Exercise aim:
Each line below should be quoted exactly, please.

### Data extract ###

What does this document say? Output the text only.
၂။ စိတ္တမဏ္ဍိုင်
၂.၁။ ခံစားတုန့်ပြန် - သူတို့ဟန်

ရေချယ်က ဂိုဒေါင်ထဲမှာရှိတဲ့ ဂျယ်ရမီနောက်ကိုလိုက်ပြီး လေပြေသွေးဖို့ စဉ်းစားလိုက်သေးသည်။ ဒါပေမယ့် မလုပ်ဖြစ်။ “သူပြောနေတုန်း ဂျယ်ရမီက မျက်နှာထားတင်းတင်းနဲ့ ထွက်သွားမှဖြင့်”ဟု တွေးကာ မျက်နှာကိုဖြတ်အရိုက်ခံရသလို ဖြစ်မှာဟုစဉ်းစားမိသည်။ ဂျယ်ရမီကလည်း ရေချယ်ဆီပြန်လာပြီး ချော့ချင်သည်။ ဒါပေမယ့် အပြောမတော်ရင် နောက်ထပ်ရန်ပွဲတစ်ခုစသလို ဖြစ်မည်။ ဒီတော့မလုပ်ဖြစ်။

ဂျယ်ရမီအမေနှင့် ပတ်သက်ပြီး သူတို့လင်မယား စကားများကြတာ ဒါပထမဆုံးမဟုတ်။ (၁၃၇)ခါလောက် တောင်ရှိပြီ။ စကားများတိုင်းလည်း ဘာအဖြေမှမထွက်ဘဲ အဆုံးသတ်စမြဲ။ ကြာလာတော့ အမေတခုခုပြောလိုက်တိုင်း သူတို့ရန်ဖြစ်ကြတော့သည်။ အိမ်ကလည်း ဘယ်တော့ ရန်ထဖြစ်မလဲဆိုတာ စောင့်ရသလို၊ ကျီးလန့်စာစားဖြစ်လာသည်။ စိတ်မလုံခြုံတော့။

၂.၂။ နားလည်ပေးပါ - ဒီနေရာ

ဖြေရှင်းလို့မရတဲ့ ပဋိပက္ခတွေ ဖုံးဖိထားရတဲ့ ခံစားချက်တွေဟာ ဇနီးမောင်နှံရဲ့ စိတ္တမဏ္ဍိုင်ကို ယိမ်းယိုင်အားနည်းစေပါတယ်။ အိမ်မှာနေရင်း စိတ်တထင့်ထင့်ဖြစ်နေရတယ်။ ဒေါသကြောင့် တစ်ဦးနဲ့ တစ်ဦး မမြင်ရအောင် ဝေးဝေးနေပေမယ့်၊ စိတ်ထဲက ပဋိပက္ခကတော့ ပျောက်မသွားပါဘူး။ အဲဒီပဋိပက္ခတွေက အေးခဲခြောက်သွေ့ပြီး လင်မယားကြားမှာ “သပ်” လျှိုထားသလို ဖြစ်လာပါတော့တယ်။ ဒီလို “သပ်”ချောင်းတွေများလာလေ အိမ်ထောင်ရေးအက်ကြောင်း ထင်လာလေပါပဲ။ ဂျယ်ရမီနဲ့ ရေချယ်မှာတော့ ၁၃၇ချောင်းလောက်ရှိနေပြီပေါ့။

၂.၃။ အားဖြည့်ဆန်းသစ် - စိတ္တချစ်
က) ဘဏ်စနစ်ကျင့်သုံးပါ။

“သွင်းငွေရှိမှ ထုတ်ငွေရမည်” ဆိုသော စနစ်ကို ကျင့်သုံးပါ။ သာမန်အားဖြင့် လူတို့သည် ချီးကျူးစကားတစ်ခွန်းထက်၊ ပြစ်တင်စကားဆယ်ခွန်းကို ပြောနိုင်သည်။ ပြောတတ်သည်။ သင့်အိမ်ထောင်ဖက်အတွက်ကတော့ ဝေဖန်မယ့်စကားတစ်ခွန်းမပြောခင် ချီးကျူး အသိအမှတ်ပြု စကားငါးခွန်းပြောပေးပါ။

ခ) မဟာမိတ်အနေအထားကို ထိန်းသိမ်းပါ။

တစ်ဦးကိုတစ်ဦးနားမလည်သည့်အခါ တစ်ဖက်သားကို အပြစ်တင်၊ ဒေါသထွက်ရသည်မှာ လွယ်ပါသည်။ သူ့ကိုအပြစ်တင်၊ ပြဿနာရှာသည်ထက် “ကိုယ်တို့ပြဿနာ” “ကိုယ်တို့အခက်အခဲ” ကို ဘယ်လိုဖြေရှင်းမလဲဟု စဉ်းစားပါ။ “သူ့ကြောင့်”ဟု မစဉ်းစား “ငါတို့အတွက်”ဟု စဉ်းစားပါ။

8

###

Answer in full:
What does this document say? Output the text only.
၂။ စိတ္တမဏ္ဍိုင်
၂.၁။ ခံစားတုန့်ပြန် - သူတို့ဟန်

ရေချယ်က ဂိုဒေါင်ထဲမှာရှိတဲ့ ဂျယ်ရမီနောက်ကိုလိုက်ပြီး လေပြေသွေးဖို့ စဉ်းစားလိုက်သေးသည်။ ဒါပေမယ့် မလုပ်ဖြစ်။ “သူပြောနေတုန်း ဂျယ်ရမီက မျက်နှာထားတင်းတင်းနဲ့ ထွက်သွားမှဖြင့်”ဟု တွေးကာ မျက်နှာကိုဖြတ်အရိုက်ခံရသလို ဖြစ်မှာဟုစဉ်းစားမိသည်။ ဂျယ်ရမီကလည်း ရေချယ်ဆီပြန်လာပြီး ချော့ချင်သည်။ ဒါပေမယ့် အပြောမတော်ရင် နောက်ထပ်ရန်ပွဲတစ်ခုစသလို ဖြစ်မည်။ ဒီတော့မလုပ်ဖြစ်။

ဂျယ်ရမီအမေနှင့် ပတ်သက်ပြီး သူတို့လင်မယား စကားများကြတာ ဒါပထမဆုံးမဟုတ်။ (၁၃၇)ခါလောက် တောင်ရှိပြီ။ စကားများတိုင်းလည်း ဘာအဖြေမှမထွက်ဘဲ အဆုံးသတ်စမြဲ။ ကြာလာတော့ အမေတခုခုပြောလိုက်တိုင်း သူတို့ရန်ဖြစ်ကြတော့သည်။ အိမ်ကလည်း ဘယ်တော့ ရန်ထဖြစ်မလဲဆိုတာ စောင့်ရသလို၊ ကျီးလန့်စာစားဖြစ်လာသည်။ စိတ်မလုံခြုံတော့။

၂.၂။ နားလည်ပေးပါ - ဒီနေရာ

ဖြေရှင်းလို့မရတဲ့ ပဋိပက္ခတွေ ဖုံးဖိထားရတဲ့ ခံစားချက်တွေဟာ ဇနီးမောင်နှံရဲ့ စိတ္တမဏ္ဍိုင်ကို ယိမ်းယိုင်အားနည်းစေပါတယ်။ အိမ်မှာနေရင်း စိတ်တထင့်ထင့်ဖြစ်နေရတယ်။ ဒေါသကြောင့် တစ်ဦးနဲ့ တစ်ဦး မမြင်ရအောင် ဝေးဝေးနေပေမယ့်၊ စိတ်ထဲက ပဋိပက္ခကတော့ ပျောက်မသွားပါဘူး။ အဲဒီပဋိပက္ခတွေက အေးခဲခြောက်သွေ့ပြီး လင်မယားကြားမှာ “သပ်” လျှိုထားသလို ဖြစ်လာပါတော့တယ်။ ဒီလို “သပ်”ချောင်းတွေများလာလေ အိမ်ထောင်ရေးအက်ကြောင်း ထင်လာလေပါပဲ။ ဂျယ်ရမီနဲ့ ရေချယ်မှာတော့ ၁၃၇ချောင်းလောက်ရှိနေပြီပေါ့။

၂.၃။ အားဖြည့်ဆန်းသစ် - စိတ္တချစ်
က) ဘဏ်စနစ်ကျင့်သုံးပါ။

“သွင်းငွေရှိမှ ထုတ်ငွေရမည်” ဆိုသော စနစ်ကို ကျင့်သုံးပါ။ သာမန်အားဖြင့် လူတို့သည် ချီးကျူးစကားတစ်ခွန်းထက်၊ ပြစ်တင်စကားဆယ်ခွန်းကို ပြောနိုင်သည်။ ပြောတတ်သည်။ သင့်အိမ်ထောင်ဖက်အတွက်ကတော့ ဝေဖန်မယ့်စကားတစ်ခွန်းမပြောခင် ချီးကျူး အသိအမှတ်ပြု စကားငါးခွန်းပြောပေးပါ။

ခ) မဟာမိတ်အနေအထားကို ထိန်းသိမ်းပါ။

တစ်ဦးကိုတစ်ဦးနားမလည်သည့်အခါ တစ်ဖက်သားကို အပြစ်တင်၊ ဒေါသထွက်ရသည်မှာ လွယ်ပါသည်။ သူ့ကိုအပြစ်တင်၊ ပြဿနာရှာသည်ထက် “ကိုယ်တို့ပြဿနာ” “ကိုယ်တို့အခက်အခဲ” ကို ဘယ်လိုဖြေရှင်းမလဲဟု စဉ်းစားပါ။ “သူ့ကြောင့်”ဟု မစဉ်းစား “ငါတို့အတွက်”ဟု စဉ်းစားပါ။

8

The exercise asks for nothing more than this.